* WHAT THE TASK ASKS
Please output the lines shown below exactly as they appear.

==== MATERIAL FOR THIS EXERCISE

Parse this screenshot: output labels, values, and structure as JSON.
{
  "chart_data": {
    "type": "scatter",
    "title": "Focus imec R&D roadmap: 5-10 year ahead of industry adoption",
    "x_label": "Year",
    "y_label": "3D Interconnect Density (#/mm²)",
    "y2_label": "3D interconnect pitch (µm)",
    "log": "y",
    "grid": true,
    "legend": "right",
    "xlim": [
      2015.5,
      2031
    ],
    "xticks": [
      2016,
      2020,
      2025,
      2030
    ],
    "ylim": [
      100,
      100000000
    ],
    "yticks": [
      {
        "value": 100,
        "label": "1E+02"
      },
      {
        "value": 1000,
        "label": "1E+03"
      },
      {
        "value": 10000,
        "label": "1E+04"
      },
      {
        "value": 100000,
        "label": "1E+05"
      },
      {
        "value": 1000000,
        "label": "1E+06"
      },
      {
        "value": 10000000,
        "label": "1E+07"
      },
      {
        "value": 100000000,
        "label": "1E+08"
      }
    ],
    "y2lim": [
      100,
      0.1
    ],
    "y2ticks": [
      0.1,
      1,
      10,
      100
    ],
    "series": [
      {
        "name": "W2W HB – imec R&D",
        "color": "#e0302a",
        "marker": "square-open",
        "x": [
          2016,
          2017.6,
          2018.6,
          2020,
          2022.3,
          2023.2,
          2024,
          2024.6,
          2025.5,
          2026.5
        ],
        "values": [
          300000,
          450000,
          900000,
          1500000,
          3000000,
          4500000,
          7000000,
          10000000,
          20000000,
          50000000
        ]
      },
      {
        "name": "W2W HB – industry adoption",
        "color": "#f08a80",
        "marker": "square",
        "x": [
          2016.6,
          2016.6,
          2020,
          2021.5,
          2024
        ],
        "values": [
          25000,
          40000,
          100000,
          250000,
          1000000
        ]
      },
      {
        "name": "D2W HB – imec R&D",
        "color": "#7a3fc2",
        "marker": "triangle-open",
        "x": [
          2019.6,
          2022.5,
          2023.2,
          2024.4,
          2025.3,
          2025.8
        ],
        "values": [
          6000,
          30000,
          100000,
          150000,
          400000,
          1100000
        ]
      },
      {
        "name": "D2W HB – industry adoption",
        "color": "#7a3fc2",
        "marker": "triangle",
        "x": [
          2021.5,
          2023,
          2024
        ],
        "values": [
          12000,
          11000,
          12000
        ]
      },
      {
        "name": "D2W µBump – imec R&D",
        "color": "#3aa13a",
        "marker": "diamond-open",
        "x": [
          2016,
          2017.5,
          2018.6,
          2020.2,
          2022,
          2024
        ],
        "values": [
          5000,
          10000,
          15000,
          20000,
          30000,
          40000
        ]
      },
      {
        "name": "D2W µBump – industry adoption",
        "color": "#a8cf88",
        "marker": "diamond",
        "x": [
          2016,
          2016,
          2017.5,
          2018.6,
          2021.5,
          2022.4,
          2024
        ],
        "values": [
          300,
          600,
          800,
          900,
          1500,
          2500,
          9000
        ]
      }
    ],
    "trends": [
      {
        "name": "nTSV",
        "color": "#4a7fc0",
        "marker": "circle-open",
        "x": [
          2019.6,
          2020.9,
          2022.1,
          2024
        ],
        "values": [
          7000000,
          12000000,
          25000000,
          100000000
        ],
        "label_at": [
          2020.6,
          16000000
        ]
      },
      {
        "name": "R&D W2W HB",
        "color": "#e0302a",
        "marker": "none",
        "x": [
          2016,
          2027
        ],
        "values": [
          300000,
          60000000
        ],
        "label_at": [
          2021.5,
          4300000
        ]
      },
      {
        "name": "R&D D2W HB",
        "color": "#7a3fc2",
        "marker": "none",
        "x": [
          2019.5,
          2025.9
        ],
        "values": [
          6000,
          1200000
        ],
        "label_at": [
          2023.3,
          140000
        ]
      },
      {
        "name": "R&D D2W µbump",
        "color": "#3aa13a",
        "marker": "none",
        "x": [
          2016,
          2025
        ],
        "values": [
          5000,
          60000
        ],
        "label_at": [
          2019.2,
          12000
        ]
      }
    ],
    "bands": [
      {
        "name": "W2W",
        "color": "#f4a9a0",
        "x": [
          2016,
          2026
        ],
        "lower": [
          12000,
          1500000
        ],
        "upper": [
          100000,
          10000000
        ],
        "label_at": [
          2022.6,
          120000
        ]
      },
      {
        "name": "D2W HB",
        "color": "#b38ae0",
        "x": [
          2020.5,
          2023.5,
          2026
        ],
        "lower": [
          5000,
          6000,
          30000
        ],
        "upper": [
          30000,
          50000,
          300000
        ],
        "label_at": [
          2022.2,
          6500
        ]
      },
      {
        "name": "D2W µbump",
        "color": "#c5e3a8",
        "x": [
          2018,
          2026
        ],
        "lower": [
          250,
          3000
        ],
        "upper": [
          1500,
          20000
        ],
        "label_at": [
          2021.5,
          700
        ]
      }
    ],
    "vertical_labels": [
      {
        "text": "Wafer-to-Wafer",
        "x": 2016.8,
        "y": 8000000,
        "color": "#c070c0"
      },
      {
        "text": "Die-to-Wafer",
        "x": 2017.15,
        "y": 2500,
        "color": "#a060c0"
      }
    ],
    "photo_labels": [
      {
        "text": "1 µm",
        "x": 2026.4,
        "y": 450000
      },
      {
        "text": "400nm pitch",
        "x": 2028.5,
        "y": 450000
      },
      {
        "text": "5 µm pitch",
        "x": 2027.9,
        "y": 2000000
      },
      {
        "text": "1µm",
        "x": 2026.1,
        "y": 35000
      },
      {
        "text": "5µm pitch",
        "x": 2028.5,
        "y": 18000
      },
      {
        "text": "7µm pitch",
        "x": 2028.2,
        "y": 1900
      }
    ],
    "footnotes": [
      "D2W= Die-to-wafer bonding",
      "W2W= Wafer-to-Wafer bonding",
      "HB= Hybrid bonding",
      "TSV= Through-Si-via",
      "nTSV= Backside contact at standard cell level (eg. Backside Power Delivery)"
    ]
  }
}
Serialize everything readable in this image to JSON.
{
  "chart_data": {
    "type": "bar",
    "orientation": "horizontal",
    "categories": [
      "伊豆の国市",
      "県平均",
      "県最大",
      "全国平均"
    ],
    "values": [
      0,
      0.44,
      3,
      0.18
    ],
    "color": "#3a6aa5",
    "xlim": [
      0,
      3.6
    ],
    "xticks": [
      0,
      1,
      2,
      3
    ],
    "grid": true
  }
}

========

* EXERCISE SOLUTION
Parse this screenshot: output labels, values, and structure as JSON.
{
  "chart_data": {
    "type": "scatter",
    "title": "Focus imec R&D roadmap: 5-10 year ahead of industry adoption",
    "x_label": "Year",
    "y_label": "3D Interconnect Density (#/mm²)",
    "y2_label": "3D interconnect pitch (µm)",
    "log": "y",
    "grid": true,
    "legend": "right",
    "xlim": [
      2015.5,
      2031
    ],
    "xticks": [
      2016,
      2020,
      2025,
      2030
    ],
    "ylim": [
      100,
      100000000
    ],
    "yticks": [
      {
        "value": 100,
        "label": "1E+02"
      },
      {
        "value": 1000,
        "label": "1E+03"
      },
      {
        "value": 10000,
        "label": "1E+04"
      },
      {
        "value": 100000,
        "label": "1E+05"
      },
      {
        "value": 1000000,
        "label": "1E+06"
      },
      {
        "value": 10000000,
        "label": "1E+07"
      },
      {
        "value": 100000000,
        "label": "1E+08"
      }
    ],
    "y2lim": [
      100,
      0.1
    ],
    "y2ticks": [
      0.1,
      1,
      10,
      100
    ],
    "series": [
      {
        "name": "W2W HB – imec R&D",
        "color": "#e0302a",
        "marker": "square-open",
        "x": [
          2016,
          2017.6,
          2018.6,
          2020,
          2022.3,
          2023.2,
          2024,
          2024.6,
          2025.5,
          2026.5
        ],
        "values": [
          300000,
          450000,
          900000,
          1500000,
          3000000,
          4500000,
          7000000,
          10000000,
          20000000,
          50000000
        ]
      },
      {
        "name": "W2W HB – industry adoption",
        "color": "#f08a80",
        "marker": "square",
        "x": [
          2016.6,
          2016.6,
          2020,
          2021.5,
          2024
        ],
        "values": [
          25000,
          40000,
          100000,
          250000,
          1000000
        ]
      },
      {
        "name": "D2W HB – imec R&D",
        "color": "#7a3fc2",
        "marker": "triangle-open",
        "x": [
          2019.6,
          2022.5,
          2023.2,
          2024.4,
          2025.3,
          2025.8
        ],
        "values": [
          6000,
          30000,
          100000,
          150000,
          400000,
          1100000
        ]
      },
      {
        "name": "D2W HB – industry adoption",
        "color": "#7a3fc2",
        "marker": "triangle",
        "x": [
          2021.5,
          2023,
          2024
        ],
        "values": [
          12000,
          11000,
          12000
        ]
      },
      {
        "name": "D2W µBump – imec R&D",
        "color": "#3aa13a",
        "marker": "diamond-open",
        "x": [
          2016,
          2017.5,
          2018.6,
          2020.2,
          2022,
          2024
        ],
        "values": [
          5000,
          10000,
          15000,
          20000,
          30000,
          40000
        ]
      },
      {
        "name": "D2W µBump – industry adoption",
        "color": "#a8cf88",
        "marker": "diamond",
        "x": [
          2016,
          2016,
          2017.5,
          2018.6,
          2021.5,
          2022.4,
          2024
        ],
        "values": [
          300,
          600,
          800,
          900,
          1500,
          2500,
          9000
        ]
      }
    ],
    "trends": [
      {
        "name": "nTSV",
        "color": "#4a7fc0",
        "marker": "circle-open",
        "x": [
          2019.6,
          2020.9,
          2022.1,
          2024
        ],
        "values": [
          7000000,
          12000000,
          25000000,
          100000000
        ],
        "label_at": [
          2020.6,
          16000000
        ]
      },
      {
        "name": "R&D W2W HB",
        "color": "#e0302a",
        "marker": "none",
        "x": [
          2016,
          2027
        ],
        "values": [
          300000,
          60000000
        ],
        "label_at": [
          2021.5,
          4300000
        ]
      },
      {
        "name": "R&D D2W HB",
        "color": "#7a3fc2",
        "marker": "none",
        "x": [
          2019.5,
          2025.9
        ],
        "values": [
          6000,
          1200000
        ],
        "label_at": [
          2023.3,
          140000
        ]
      },
      {
        "name": "R&D D2W µbump",
        "color": "#3aa13a",
        "marker": "none",
        "x": [
          2016,
          2025
        ],
        "values": [
          5000,
          60000
        ],
        "label_at": [
          2019.2,
          12000
        ]
      }
    ],
    "bands": [
      {
        "name": "W2W",
        "color": "#f4a9a0",
        "x": [
          2016,
          2026
        ],
        "lower": [
          12000,
          1500000
        ],
        "upper": [
          100000,
          10000000
        ],
        "label_at": [
          2022.6,
          120000
        ]
      },
      {
        "name": "D2W HB",
        "color": "#b38ae0",
        "x": [
          2020.5,
          2023.5,
          2026
        ],
        "lower": [
          5000,
          6000,
          30000
        ],
        "upper": [
          30000,
          50000,
          300000
        ],
        "label_at": [
          2022.2,
          6500
        ]
      },
      {
        "name": "D2W µbump",
        "color": "#c5e3a8",
        "x": [
          2018,
          2026
        ],
        "lower": [
          250,
          3000
        ],
        "upper": [
          1500,
          20000
        ],
        "label_at": [
          2021.5,
          700
        ]
      }
    ],
    "vertical_labels": [
      {
        "text": "Wafer-to-Wafer",
        "x": 2016.8,
        "y": 8000000,
        "color": "#c070c0"
      },
      {
        "text": "Die-to-Wafer",
        "x": 2017.15,
        "y": 2500,
        "color": "#a060c0"
      }
    ],
    "photo_labels": [
      {
        "text": "1 µm",
        "x": 2026.4,
        "y": 450000
      },
      {
        "text": "400nm pitch",
        "x": 2028.5,
        "y": 450000
      },
      {
        "text": "5 µm pitch",
        "x": 2027.9,
        "y": 2000000
      },
      {
        "text": "1µm",
        "x": 2026.1,
        "y": 35000
      },
      {
        "text": "5µm pitch",
        "x": 2028.5,
        "y": 18000
      },
      {
        "text": "7µm pitch",
        "x": 2028.2,
        "y": 1900
      }
    ],
    "footnotes": [
      "D2W= Die-to-wafer bonding",
      "W2W= Wafer-to-Wafer bonding",
      "HB= Hybrid bonding",
      "TSV= Through-Si-via",
      "nTSV= Backside contact at standard cell level (eg. Backside Power Delivery)"
    ]
  }
}
Serialize everything readable in this image to JSON.
{
  "chart_data": {
    "type": "bar",
    "orientation": "horizontal",
    "categories": [
      "伊豆の国市",
      "県平均",
      "県最大",
      "全国平均"
    ],
    "values": [
      0,
      0.44,
      3,
      0.18
    ],
    "color": "#3a6aa5",
    "xlim": [
      0,
      3.6
    ],
    "xticks": [
      0,
      1,
      2,
      3
    ],
    "grid": true
  }
}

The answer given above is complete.